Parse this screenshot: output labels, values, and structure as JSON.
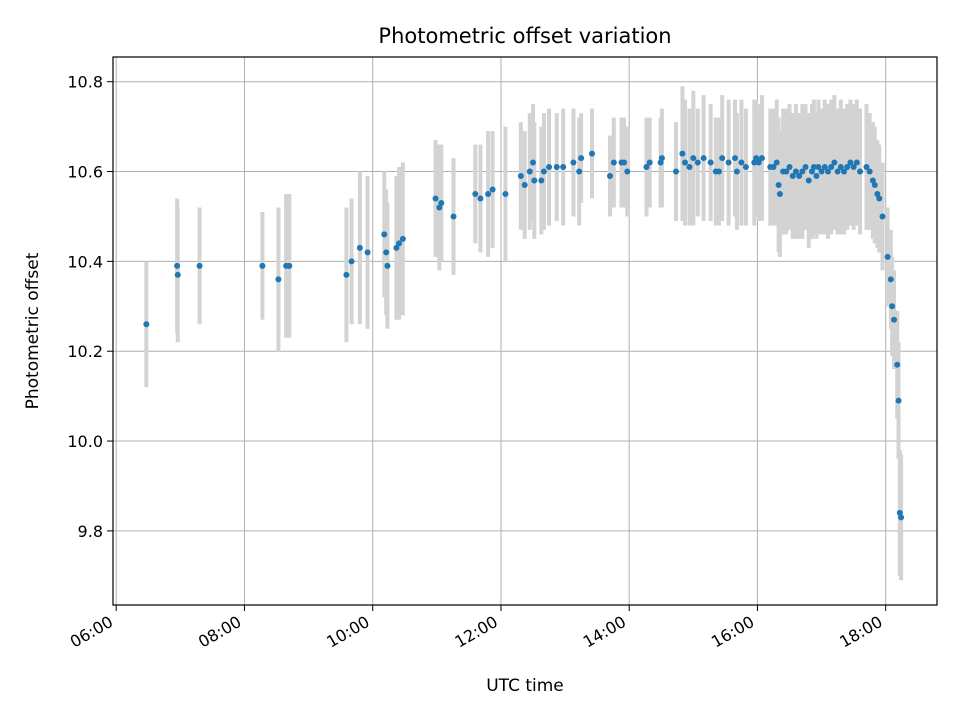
{
  "chart_data": {
    "type": "scatter",
    "title": "Photometric offset variation",
    "xlabel": "UTC time",
    "ylabel": "Photometric offset",
    "x_tick_labels": [
      "06:00",
      "08:00",
      "10:00",
      "12:00",
      "14:00",
      "16:00",
      "18:00"
    ],
    "x_tick_hours": [
      6,
      8,
      10,
      12,
      14,
      16,
      18
    ],
    "y_tick_labels": [
      "9.8",
      "10.0",
      "10.2",
      "10.4",
      "10.6",
      "10.8"
    ],
    "y_tick_values": [
      9.8,
      10.0,
      10.2,
      10.4,
      10.6,
      10.8
    ],
    "xlim_hours": [
      5.95,
      18.8
    ],
    "ylim": [
      9.635,
      10.855
    ],
    "grid": true,
    "point_color": "#1f77b4",
    "errorbar_color": "#d3d3d3",
    "series": [
      {
        "x_hours": [
          6.47,
          6.95,
          6.96,
          7.3,
          8.28,
          8.53,
          8.65,
          8.7,
          9.59,
          9.67,
          9.8,
          9.92,
          10.18,
          10.21,
          10.23,
          10.37,
          10.41,
          10.47,
          10.98,
          11.04,
          11.07,
          11.26,
          11.6,
          11.68,
          11.8,
          11.87,
          12.07,
          12.31,
          12.37,
          12.45,
          12.5,
          12.52,
          12.63,
          12.67,
          12.75,
          12.87,
          12.97,
          13.13,
          13.22,
          13.25,
          13.42,
          13.7,
          13.76,
          13.88,
          13.92,
          13.97,
          14.27,
          14.32,
          14.49,
          14.51,
          14.73,
          14.83,
          14.87,
          14.94,
          15.0,
          15.07,
          15.16,
          15.27,
          15.35,
          15.4,
          15.45,
          15.55,
          15.65,
          15.68,
          15.75,
          15.82,
          15.95,
          15.98,
          16.02,
          16.07,
          16.2,
          16.25,
          16.3,
          16.33,
          16.35,
          16.4,
          16.45,
          16.5,
          16.55,
          16.6,
          16.65,
          16.7,
          16.75,
          16.8,
          16.85,
          16.88,
          16.92,
          16.95,
          17.0,
          17.05,
          17.1,
          17.15,
          17.2,
          17.25,
          17.3,
          17.35,
          17.4,
          17.45,
          17.5,
          17.55,
          17.6,
          17.7,
          17.75,
          17.8,
          17.83,
          17.87,
          17.9,
          17.95,
          18.03,
          18.08,
          18.1,
          18.13,
          18.18,
          18.2,
          18.22,
          18.24
        ],
        "y": [
          10.26,
          10.39,
          10.37,
          10.39,
          10.39,
          10.36,
          10.39,
          10.39,
          10.37,
          10.4,
          10.43,
          10.42,
          10.46,
          10.42,
          10.39,
          10.43,
          10.44,
          10.45,
          10.54,
          10.52,
          10.53,
          10.5,
          10.55,
          10.54,
          10.55,
          10.56,
          10.55,
          10.59,
          10.57,
          10.6,
          10.62,
          10.58,
          10.58,
          10.6,
          10.61,
          10.61,
          10.61,
          10.62,
          10.6,
          10.63,
          10.64,
          10.59,
          10.62,
          10.62,
          10.62,
          10.6,
          10.61,
          10.62,
          10.62,
          10.63,
          10.6,
          10.64,
          10.62,
          10.61,
          10.63,
          10.62,
          10.63,
          10.62,
          10.6,
          10.6,
          10.63,
          10.62,
          10.63,
          10.6,
          10.62,
          10.61,
          10.62,
          10.63,
          10.62,
          10.63,
          10.61,
          10.61,
          10.62,
          10.57,
          10.55,
          10.6,
          10.6,
          10.61,
          10.59,
          10.6,
          10.59,
          10.6,
          10.61,
          10.58,
          10.6,
          10.61,
          10.59,
          10.61,
          10.6,
          10.61,
          10.6,
          10.61,
          10.62,
          10.6,
          10.61,
          10.6,
          10.61,
          10.62,
          10.61,
          10.62,
          10.6,
          10.61,
          10.6,
          10.58,
          10.57,
          10.55,
          10.54,
          10.5,
          10.41,
          10.36,
          10.3,
          10.27,
          10.17,
          10.09,
          9.84,
          9.83
        ],
        "err": [
          0.14,
          0.15,
          0.15,
          0.13,
          0.12,
          0.16,
          0.16,
          0.16,
          0.15,
          0.14,
          0.17,
          0.17,
          0.14,
          0.14,
          0.14,
          0.16,
          0.17,
          0.17,
          0.13,
          0.14,
          0.13,
          0.13,
          0.11,
          0.12,
          0.14,
          0.13,
          0.15,
          0.12,
          0.12,
          0.13,
          0.13,
          0.13,
          0.12,
          0.13,
          0.13,
          0.12,
          0.13,
          0.12,
          0.12,
          0.1,
          0.1,
          0.09,
          0.1,
          0.1,
          0.1,
          0.1,
          0.11,
          0.1,
          0.1,
          0.11,
          0.11,
          0.15,
          0.14,
          0.13,
          0.15,
          0.12,
          0.14,
          0.13,
          0.12,
          0.12,
          0.14,
          0.14,
          0.13,
          0.13,
          0.14,
          0.13,
          0.14,
          0.13,
          0.13,
          0.14,
          0.13,
          0.13,
          0.14,
          0.15,
          0.14,
          0.14,
          0.14,
          0.14,
          0.14,
          0.15,
          0.14,
          0.15,
          0.14,
          0.15,
          0.15,
          0.15,
          0.14,
          0.15,
          0.14,
          0.15,
          0.15,
          0.15,
          0.15,
          0.14,
          0.15,
          0.14,
          0.14,
          0.14,
          0.14,
          0.14,
          0.14,
          0.14,
          0.13,
          0.13,
          0.13,
          0.12,
          0.12,
          0.12,
          0.11,
          0.11,
          0.11,
          0.11,
          0.12,
          0.13,
          0.14,
          0.14
        ]
      }
    ]
  }
}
* * * * * * *
Exercise »
Restate the whole of the material word for word without the pictures.

Exercise solution »
Parse this screenshot: output labels, values, and structure as JSON.
{
  "chart_data": {
    "type": "scatter",
    "title": "Photometric offset variation",
    "xlabel": "UTC time",
    "ylabel": "Photometric offset",
    "x_tick_labels": [
      "06:00",
      "08:00",
      "10:00",
      "12:00",
      "14:00",
      "16:00",
      "18:00"
    ],
    "x_tick_hours": [
      6,
      8,
      10,
      12,
      14,
      16,
      18
    ],
    "y_tick_labels": [
      "9.8",
      "10.0",
      "10.2",
      "10.4",
      "10.6",
      "10.8"
    ],
    "y_tick_values": [
      9.8,
      10.0,
      10.2,
      10.4,
      10.6,
      10.8
    ],
    "xlim_hours": [
      5.95,
      18.8
    ],
    "ylim": [
      9.635,
      10.855
    ],
    "grid": true,
    "point_color": "#1f77b4",
    "errorbar_color": "#d3d3d3",
    "series": [
      {
        "x_hours": [
          6.47,
          6.95,
          6.96,
          7.3,
          8.28,
          8.53,
          8.65,
          8.7,
          9.59,
          9.67,
          9.8,
          9.92,
          10.18,
          10.21,
          10.23,
          10.37,
          10.41,
          10.47,
          10.98,
          11.04,
          11.07,
          11.26,
          11.6,
          11.68,
          11.8,
          11.87,
          12.07,
          12.31,
          12.37,
          12.45,
          12.5,
          12.52,
          12.63,
          12.67,
          12.75,
          12.87,
          12.97,
          13.13,
          13.22,
          13.25,
          13.42,
          13.7,
          13.76,
          13.88,
          13.92,
          13.97,
          14.27,
          14.32,
          14.49,
          14.51,
          14.73,
          14.83,
          14.87,
          14.94,
          15.0,
          15.07,
          15.16,
          15.27,
          15.35,
          15.4,
          15.45,
          15.55,
          15.65,
          15.68,
          15.75,
          15.82,
          15.95,
          15.98,
          16.02,
          16.07,
          16.2,
          16.25,
          16.3,
          16.33,
          16.35,
          16.4,
          16.45,
          16.5,
          16.55,
          16.6,
          16.65,
          16.7,
          16.75,
          16.8,
          16.85,
          16.88,
          16.92,
          16.95,
          17.0,
          17.05,
          17.1,
          17.15,
          17.2,
          17.25,
          17.3,
          17.35,
          17.4,
          17.45,
          17.5,
          17.55,
          17.6,
          17.7,
          17.75,
          17.8,
          17.83,
          17.87,
          17.9,
          17.95,
          18.03,
          18.08,
          18.1,
          18.13,
          18.18,
          18.2,
          18.22,
          18.24
        ],
        "y": [
          10.26,
          10.39,
          10.37,
          10.39,
          10.39,
          10.36,
          10.39,
          10.39,
          10.37,
          10.4,
          10.43,
          10.42,
          10.46,
          10.42,
          10.39,
          10.43,
          10.44,
          10.45,
          10.54,
          10.52,
          10.53,
          10.5,
          10.55,
          10.54,
          10.55,
          10.56,
          10.55,
          10.59,
          10.57,
          10.6,
          10.62,
          10.58,
          10.58,
          10.6,
          10.61,
          10.61,
          10.61,
          10.62,
          10.6,
          10.63,
          10.64,
          10.59,
          10.62,
          10.62,
          10.62,
          10.6,
          10.61,
          10.62,
          10.62,
          10.63,
          10.6,
          10.64,
          10.62,
          10.61,
          10.63,
          10.62,
          10.63,
          10.62,
          10.6,
          10.6,
          10.63,
          10.62,
          10.63,
          10.6,
          10.62,
          10.61,
          10.62,
          10.63,
          10.62,
          10.63,
          10.61,
          10.61,
          10.62,
          10.57,
          10.55,
          10.6,
          10.6,
          10.61,
          10.59,
          10.6,
          10.59,
          10.6,
          10.61,
          10.58,
          10.6,
          10.61,
          10.59,
          10.61,
          10.6,
          10.61,
          10.6,
          10.61,
          10.62,
          10.6,
          10.61,
          10.6,
          10.61,
          10.62,
          10.61,
          10.62,
          10.6,
          10.61,
          10.6,
          10.58,
          10.57,
          10.55,
          10.54,
          10.5,
          10.41,
          10.36,
          10.3,
          10.27,
          10.17,
          10.09,
          9.84,
          9.83
        ],
        "err": [
          0.14,
          0.15,
          0.15,
          0.13,
          0.12,
          0.16,
          0.16,
          0.16,
          0.15,
          0.14,
          0.17,
          0.17,
          0.14,
          0.14,
          0.14,
          0.16,
          0.17,
          0.17,
          0.13,
          0.14,
          0.13,
          0.13,
          0.11,
          0.12,
          0.14,
          0.13,
          0.15,
          0.12,
          0.12,
          0.13,
          0.13,
          0.13,
          0.12,
          0.13,
          0.13,
          0.12,
          0.13,
          0.12,
          0.12,
          0.1,
          0.1,
          0.09,
          0.1,
          0.1,
          0.1,
          0.1,
          0.11,
          0.1,
          0.1,
          0.11,
          0.11,
          0.15,
          0.14,
          0.13,
          0.15,
          0.12,
          0.14,
          0.13,
          0.12,
          0.12,
          0.14,
          0.14,
          0.13,
          0.13,
          0.14,
          0.13,
          0.14,
          0.13,
          0.13,
          0.14,
          0.13,
          0.13,
          0.14,
          0.15,
          0.14,
          0.14,
          0.14,
          0.14,
          0.14,
          0.15,
          0.14,
          0.15,
          0.14,
          0.15,
          0.15,
          0.15,
          0.14,
          0.15,
          0.14,
          0.15,
          0.15,
          0.15,
          0.15,
          0.14,
          0.15,
          0.14,
          0.14,
          0.14,
          0.14,
          0.14,
          0.14,
          0.14,
          0.13,
          0.13,
          0.13,
          0.12,
          0.12,
          0.12,
          0.11,
          0.11,
          0.11,
          0.11,
          0.12,
          0.13,
          0.14,
          0.14
        ]
      }
    ]
  }
}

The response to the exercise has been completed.